> [EXERCISE AIM]: Produce an exact copy of the lines from the line containing "Parse this screenshot: output" through the last line of the entries below, and only those lines.

> [DATA IN THIS EXERCISE]:
+-------+
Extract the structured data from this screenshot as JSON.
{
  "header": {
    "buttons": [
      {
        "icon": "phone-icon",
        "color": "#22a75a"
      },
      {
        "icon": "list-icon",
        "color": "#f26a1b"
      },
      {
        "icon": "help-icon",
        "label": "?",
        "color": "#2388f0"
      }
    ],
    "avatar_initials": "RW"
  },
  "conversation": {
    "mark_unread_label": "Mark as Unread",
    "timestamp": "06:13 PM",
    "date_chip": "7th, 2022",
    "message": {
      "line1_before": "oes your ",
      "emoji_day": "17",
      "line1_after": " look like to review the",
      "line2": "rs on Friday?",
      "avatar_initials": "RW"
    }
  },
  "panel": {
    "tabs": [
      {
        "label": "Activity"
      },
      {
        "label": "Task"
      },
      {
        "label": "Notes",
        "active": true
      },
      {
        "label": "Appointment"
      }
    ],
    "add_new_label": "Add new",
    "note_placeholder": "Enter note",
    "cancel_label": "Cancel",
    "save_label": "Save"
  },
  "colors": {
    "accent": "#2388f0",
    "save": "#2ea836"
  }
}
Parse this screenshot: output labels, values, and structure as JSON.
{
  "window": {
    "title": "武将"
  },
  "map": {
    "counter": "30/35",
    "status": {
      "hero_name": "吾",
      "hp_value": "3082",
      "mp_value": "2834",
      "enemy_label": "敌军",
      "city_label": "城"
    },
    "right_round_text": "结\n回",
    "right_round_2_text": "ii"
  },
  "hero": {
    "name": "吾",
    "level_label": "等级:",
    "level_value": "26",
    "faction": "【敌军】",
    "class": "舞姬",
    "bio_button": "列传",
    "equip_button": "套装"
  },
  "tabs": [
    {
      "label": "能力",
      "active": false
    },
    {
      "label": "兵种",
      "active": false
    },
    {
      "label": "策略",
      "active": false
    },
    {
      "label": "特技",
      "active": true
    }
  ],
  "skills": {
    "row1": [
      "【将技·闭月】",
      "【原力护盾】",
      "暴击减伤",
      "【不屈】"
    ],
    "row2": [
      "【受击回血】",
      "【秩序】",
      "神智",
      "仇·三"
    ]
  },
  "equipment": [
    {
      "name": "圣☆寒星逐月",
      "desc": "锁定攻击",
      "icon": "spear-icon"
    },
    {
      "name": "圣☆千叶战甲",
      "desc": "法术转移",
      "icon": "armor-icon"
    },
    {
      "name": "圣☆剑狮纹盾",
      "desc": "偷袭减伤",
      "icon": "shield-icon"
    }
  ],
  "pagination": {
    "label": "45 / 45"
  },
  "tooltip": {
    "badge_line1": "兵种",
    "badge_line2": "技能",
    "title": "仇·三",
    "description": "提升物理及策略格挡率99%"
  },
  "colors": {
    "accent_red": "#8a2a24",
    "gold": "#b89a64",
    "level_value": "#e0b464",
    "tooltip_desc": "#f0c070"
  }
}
+-------+
> [EXERCISE RESULT]:
Parse this screenshot: output labels, values, and structure as JSON.
{
  "window": {
    "title": "武将"
  },
  "map": {
    "counter": "30/35",
    "status": {
      "hero_name": "吾",
      "hp_value": "3082",
      "mp_value": "2834",
      "enemy_label": "敌军",
      "city_label": "城"
    },
    "right_round_text": "结\n回",
    "right_round_2_text": "ii"
  },
  "hero": {
    "name": "吾",
    "level_label": "等级:",
    "level_value": "26",
    "faction": "【敌军】",
    "class": "舞姬",
    "bio_button": "列传",
    "equip_button": "套装"
  },
  "tabs": [
    {
      "label": "能力",
      "active": false
    },
    {
      "label": "兵种",
      "active": false
    },
    {
      "label": "策略",
      "active": false
    },
    {
      "label": "特技",
      "active": true
    }
  ],
  "skills": {
    "row1": [
      "【将技·闭月】",
      "【原力护盾】",
      "暴击减伤",
      "【不屈】"
    ],
    "row2": [
      "【受击回血】",
      "【秩序】",
      "神智",
      "仇·三"
    ]
  },
  "equipment": [
    {
      "name": "圣☆寒星逐月",
      "desc": "锁定攻击",
      "icon": "spear-icon"
    },
    {
      "name": "圣☆千叶战甲",
      "desc": "法术转移",
      "icon": "armor-icon"
    },
    {
      "name": "圣☆剑狮纹盾",
      "desc": "偷袭减伤",
      "icon": "shield-icon"
    }
  ],
  "pagination": {
    "label": "45 / 45"
  },
  "tooltip": {
    "badge_line1": "兵种",
    "badge_line2": "技能",
    "title": "仇·三",
    "description": "提升物理及策略格挡率99%"
  },
  "colors": {
    "accent_red": "#8a2a24",
    "gold": "#b89a64",
    "level_value": "#e0b464",
    "tooltip_desc": "#f0c070"
  }
}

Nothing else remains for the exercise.